● TASK OBJECTIVE
Count only the lines of the records that hold "start", then give the number without any other words.

Data items
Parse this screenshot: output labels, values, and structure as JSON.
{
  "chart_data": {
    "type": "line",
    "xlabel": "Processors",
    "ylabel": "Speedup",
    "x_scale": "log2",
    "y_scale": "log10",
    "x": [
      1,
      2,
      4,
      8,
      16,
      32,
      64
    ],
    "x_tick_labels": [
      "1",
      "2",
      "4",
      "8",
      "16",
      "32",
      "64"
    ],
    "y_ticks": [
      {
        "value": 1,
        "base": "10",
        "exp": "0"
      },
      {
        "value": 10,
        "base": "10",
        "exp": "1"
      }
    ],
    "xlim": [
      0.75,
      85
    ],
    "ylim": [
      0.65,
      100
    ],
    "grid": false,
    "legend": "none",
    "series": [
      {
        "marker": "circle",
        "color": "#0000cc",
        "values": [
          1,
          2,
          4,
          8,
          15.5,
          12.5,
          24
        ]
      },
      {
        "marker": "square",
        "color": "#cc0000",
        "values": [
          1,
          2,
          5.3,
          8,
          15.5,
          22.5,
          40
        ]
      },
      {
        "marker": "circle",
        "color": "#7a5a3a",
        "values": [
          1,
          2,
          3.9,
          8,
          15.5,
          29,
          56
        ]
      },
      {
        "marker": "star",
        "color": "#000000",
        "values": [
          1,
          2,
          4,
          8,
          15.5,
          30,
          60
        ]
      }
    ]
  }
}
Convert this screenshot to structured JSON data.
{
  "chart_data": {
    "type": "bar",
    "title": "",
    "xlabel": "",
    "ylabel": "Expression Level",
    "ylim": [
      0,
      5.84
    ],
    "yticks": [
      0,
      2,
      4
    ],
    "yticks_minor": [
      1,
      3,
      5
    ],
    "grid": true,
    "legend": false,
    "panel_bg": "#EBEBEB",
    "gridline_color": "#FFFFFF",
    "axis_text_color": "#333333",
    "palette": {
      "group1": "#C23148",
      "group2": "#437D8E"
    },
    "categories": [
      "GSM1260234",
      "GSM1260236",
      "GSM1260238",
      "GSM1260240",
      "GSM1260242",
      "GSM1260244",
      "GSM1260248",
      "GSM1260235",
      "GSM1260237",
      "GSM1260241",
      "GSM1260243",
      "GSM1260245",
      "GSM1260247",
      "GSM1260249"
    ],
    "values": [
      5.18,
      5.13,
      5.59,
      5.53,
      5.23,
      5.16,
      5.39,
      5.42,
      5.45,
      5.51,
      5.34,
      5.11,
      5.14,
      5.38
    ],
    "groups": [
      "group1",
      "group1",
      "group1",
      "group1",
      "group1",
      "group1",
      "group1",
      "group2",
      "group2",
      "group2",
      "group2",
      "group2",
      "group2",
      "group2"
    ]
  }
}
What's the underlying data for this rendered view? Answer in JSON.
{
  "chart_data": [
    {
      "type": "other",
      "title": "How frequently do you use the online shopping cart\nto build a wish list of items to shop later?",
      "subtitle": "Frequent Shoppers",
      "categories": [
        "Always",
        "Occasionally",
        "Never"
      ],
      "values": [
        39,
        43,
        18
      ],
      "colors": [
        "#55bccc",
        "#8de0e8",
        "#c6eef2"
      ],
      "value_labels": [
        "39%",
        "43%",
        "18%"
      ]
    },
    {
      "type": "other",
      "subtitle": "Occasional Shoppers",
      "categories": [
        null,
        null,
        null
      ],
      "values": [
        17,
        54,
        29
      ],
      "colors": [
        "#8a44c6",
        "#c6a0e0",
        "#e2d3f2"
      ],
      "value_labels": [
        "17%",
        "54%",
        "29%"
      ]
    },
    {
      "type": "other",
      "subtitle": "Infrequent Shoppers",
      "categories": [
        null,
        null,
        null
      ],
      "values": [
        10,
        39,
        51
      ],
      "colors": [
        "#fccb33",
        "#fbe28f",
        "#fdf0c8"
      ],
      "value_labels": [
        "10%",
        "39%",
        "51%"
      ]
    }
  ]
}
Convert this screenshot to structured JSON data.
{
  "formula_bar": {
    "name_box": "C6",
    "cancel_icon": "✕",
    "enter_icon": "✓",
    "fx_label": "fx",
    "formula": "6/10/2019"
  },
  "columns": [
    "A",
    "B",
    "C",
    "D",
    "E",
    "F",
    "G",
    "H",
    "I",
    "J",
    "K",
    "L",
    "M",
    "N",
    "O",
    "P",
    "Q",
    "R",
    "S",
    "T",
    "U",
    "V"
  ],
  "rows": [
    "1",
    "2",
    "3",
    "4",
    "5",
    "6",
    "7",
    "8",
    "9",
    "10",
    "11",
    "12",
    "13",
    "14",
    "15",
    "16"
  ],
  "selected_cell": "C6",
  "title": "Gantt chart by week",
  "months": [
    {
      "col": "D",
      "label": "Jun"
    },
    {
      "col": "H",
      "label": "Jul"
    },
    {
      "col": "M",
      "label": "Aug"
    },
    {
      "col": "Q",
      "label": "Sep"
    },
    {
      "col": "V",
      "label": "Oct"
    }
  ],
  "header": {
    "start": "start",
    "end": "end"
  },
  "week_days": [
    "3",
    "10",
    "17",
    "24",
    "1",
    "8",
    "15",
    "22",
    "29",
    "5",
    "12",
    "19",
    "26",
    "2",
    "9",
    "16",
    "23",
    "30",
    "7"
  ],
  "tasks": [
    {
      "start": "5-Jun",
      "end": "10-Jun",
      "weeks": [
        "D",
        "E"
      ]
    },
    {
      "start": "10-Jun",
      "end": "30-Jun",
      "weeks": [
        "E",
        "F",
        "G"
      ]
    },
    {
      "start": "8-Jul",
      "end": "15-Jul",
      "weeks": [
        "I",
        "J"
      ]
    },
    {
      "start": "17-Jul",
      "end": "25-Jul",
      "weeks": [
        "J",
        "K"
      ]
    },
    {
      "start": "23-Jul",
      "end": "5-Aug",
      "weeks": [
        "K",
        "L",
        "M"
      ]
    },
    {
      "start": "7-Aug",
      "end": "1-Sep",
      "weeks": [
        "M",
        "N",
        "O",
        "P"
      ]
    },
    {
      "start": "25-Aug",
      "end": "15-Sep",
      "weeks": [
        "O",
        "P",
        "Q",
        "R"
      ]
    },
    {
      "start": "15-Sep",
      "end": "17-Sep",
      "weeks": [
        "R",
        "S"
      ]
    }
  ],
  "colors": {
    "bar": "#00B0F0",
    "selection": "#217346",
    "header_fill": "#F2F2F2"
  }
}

● OUTPUT FOR THIS TASK
9